━━━━━ PASSAGE GIVEN

There was evidence that he had conversed and drunk with the complainer in charge 1 (EH);
however, he had no real prior interaction with the complainer in charge 2 (SP). In each case,
the appellant went into the complainers' bedrooms and had sexual intercourse with them.
EH's evidence was that she remembered only being very drunk, and then waking up in her
bed naked with the appellant beside her. She felt confused and disorientated, still a bit
drunk and tipsy. She went to the toilet and became aware of a substance like lubricant or
semen about her person, which made her assume she had had sex. SP described herself as
being "blackout drunk" and going to bed early. She had a memory of lying down in her bed
with her hands at her sides and someone on top of her. She woke alone, but did not
recognise the photograph in the appellant's passport which he had left at her bedside. She
put her hand to her vagina as she felt uncomfortable. She had a pulsating feeling as if
someone had penetrated her and she noticed a wet discharge. There was evidence that
people had been in the living room drinking when SP went to bed herself. The appellant
later asked to use the toilet and was directed to the ensuite in SP's room. Some time later
two of her flatmates went to check on her and knocked on the door to ask if she was ok.
They thought the appellant was also in the room. SP said that she was ok. The flatmates
were discussing the situation when the appellant came out of the room, having heard the
commotion. He was asked to leave and he did so.
[3]
It was the appellant's position that both complainers had been active and willing
participants, with mutual kissing and cuddling leading to intercourse. In connection with
EH, they were both "quite drunk" but she was able to hold a conversation, was not slurring
her words and had no difficulty walking. She invited him into her bedroom. In the
3
bedroom they chatted, she got into bed, so did he, they chatted, kissed and cuddled and had
consensual sex. With SP, after using the ensuite in her room, he asked her why she was in
bed and teased her for flagging. He got her a glass of water and asked if she wanted him to
put out the light and again she said yes. She was fine and lying on the bed. Before turning
out the light he asked her if she wanted him to stay there and she said yes. He lay on the
bed next to her and they cuddled and kissed. She put her hand around his neck and was
straddling him. They kissed and had sex, he having removed her underwear and jeans.
They were interrupted by someone opening the bedroom door and a flatmate asked SP if
she was ok, and she said she was fine.
[4]
The trial judge directed the jury that there was no live issue of reasonable belief in
consent. The sole ground of appeal granted leave is that this was a misdirection, on the
basis that if the jury had been entitled on the evidence to return the verdict it did, the issue
of reasonable belief would still have been a live one, upon which the jury ought to have been
directed.

━━━━━━━━━━
━━━━━ DATASET EXCERPTS

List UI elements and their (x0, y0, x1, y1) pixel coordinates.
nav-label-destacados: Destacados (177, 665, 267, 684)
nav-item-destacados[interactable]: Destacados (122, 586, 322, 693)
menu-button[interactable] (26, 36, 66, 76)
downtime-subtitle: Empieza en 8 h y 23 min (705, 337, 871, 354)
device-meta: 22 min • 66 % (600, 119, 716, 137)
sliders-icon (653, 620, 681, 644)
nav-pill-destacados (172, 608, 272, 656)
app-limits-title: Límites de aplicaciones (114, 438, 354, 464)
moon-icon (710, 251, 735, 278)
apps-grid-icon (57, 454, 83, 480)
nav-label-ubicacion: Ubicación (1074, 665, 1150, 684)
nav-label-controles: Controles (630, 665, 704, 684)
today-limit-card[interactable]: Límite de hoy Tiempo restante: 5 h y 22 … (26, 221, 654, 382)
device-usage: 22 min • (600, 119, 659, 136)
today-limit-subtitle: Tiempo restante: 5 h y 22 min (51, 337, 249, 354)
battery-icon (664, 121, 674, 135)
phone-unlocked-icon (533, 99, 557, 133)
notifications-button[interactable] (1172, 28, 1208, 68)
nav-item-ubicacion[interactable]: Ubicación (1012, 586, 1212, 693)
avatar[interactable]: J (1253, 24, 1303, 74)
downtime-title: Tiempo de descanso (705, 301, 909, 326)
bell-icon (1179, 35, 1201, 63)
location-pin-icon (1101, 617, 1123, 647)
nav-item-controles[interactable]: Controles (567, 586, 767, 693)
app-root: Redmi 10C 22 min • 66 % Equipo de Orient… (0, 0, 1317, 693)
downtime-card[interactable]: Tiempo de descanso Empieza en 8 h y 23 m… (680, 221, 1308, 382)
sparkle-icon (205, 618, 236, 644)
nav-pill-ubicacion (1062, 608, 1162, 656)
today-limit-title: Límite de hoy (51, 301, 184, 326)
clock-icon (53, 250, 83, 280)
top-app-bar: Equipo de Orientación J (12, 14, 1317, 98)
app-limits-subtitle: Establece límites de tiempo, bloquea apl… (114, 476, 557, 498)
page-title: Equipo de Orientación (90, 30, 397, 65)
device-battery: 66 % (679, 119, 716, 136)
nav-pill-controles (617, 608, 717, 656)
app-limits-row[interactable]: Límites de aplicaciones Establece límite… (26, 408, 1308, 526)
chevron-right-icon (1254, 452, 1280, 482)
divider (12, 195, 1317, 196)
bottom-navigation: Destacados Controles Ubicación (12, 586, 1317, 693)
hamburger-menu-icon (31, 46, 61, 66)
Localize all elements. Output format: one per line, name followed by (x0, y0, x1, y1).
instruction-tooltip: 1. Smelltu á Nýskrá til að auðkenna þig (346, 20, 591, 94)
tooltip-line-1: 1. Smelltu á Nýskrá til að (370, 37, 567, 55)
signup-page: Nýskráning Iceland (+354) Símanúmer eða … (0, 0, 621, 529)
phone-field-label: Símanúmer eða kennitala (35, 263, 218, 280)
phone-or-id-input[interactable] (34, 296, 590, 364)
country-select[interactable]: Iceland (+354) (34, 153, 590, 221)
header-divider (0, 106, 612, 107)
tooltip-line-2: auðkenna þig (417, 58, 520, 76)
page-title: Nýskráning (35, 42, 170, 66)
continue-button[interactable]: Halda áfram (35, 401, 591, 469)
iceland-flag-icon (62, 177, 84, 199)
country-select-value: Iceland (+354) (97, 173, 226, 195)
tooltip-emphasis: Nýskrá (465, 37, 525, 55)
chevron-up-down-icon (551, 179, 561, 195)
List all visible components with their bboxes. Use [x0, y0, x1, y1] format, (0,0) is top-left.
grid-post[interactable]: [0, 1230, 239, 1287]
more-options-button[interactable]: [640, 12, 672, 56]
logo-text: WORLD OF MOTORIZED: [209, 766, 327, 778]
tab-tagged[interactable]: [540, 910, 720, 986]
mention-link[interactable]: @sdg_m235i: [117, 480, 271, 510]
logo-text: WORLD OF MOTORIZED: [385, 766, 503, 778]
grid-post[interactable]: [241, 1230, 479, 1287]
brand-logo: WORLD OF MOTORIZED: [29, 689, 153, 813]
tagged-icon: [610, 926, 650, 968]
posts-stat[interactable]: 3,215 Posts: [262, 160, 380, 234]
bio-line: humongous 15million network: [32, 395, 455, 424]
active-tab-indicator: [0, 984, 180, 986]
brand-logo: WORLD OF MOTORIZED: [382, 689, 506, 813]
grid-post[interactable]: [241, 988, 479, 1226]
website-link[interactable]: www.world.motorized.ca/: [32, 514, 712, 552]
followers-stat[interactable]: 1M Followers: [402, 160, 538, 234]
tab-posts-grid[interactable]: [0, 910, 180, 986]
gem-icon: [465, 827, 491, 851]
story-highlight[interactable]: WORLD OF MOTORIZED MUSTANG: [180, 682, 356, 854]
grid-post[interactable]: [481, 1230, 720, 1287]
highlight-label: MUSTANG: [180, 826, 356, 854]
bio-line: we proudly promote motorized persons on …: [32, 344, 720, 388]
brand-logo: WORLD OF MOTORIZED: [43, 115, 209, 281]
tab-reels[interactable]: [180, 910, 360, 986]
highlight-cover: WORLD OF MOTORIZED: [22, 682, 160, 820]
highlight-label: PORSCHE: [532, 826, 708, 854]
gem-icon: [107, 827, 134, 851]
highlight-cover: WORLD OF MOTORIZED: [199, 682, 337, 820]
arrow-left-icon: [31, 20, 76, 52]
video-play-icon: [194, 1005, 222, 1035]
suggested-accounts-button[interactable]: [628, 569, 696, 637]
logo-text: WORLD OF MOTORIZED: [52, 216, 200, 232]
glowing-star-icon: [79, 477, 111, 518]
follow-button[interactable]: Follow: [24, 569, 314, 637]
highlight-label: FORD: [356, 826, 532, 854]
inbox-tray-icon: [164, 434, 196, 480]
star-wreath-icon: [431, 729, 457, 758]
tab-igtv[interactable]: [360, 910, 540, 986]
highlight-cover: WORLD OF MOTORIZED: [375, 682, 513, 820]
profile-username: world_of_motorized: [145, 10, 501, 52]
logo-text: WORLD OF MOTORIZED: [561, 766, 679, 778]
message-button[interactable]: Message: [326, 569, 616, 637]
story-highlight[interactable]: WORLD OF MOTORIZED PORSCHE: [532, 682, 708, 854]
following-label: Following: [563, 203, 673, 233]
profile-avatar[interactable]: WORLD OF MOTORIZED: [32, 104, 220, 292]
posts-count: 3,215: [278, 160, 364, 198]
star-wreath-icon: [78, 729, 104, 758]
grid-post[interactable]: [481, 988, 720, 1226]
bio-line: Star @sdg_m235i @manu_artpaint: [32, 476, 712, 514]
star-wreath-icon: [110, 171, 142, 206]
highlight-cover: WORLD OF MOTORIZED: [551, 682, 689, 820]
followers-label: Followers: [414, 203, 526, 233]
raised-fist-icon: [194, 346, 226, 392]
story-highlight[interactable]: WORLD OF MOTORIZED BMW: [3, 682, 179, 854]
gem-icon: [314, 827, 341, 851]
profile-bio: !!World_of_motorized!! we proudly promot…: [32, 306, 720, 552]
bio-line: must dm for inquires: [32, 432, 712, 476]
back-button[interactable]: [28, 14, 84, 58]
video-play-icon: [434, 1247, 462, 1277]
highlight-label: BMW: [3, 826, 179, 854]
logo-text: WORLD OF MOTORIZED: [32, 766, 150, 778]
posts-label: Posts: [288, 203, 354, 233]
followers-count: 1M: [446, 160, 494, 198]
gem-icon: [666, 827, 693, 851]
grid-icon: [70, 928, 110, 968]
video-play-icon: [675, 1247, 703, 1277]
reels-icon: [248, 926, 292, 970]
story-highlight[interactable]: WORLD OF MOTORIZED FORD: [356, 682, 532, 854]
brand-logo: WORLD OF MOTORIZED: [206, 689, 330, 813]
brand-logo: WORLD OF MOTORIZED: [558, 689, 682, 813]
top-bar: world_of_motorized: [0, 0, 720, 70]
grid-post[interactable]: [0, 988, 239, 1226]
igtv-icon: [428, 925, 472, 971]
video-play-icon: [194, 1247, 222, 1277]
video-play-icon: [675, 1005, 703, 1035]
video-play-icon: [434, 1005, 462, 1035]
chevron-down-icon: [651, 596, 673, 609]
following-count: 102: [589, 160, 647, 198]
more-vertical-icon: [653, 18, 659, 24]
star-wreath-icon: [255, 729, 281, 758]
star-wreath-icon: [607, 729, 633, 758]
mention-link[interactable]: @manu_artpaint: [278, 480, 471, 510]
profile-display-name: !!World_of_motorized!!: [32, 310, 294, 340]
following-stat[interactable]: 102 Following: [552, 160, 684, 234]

━━━━━━━━━━

**WHAT IS ASKED:** Extend the appeal judgment passage past its final sentence. The items are separate material, unrelated to the appeal judgment passage.

**EXERCISE OUTPUT:**
Analysis and discussion
[5]
It is not easy to follow the logic of the ground of appeal. It is true that the libel which
went to the jury did assert that the complainers were intoxicated and asleep or unconscious
and incapable of giving or withholding consent, but it was clearly open to the jury on the
evidence in the case to find that they were not asleep or unconscious but that nevertheless
they were so intoxicated as to be incapable of giving or withholding consent. Such a verdict
is a perfectly competent one, as seen in Van Der Schyff v HMA [2015] HCJAC 67 . In that case
the libel of being asleep was also deleted by the jury. The court considered that on the
evidence it had been open to the jury, having not been satisfied that the complainer was
4
asleep at the point of the sexual activity libelled, to return a verdict of guilty based on the
more general averment that she was, at that time, incapable of giving her consent. The same
applies in the present case. There was evidence from the complainers that they had little or
no recollection of the incidents other than as narrated above; that neither of them would
willingly have had intercourse with the appellant; and that they were extremely intoxicated,
to a degree which would have entitled the jury, if unable to conclude that they were actually
asleep or unconscious, to conclude that they nevertheless did not have the capacity to give
free agreement to intercourse with the appellant. Their level of intoxication was confirmed
by others. In these circumstances, it is not surprising that leave to appeal on the basis of
unreasonable verdicts was refused.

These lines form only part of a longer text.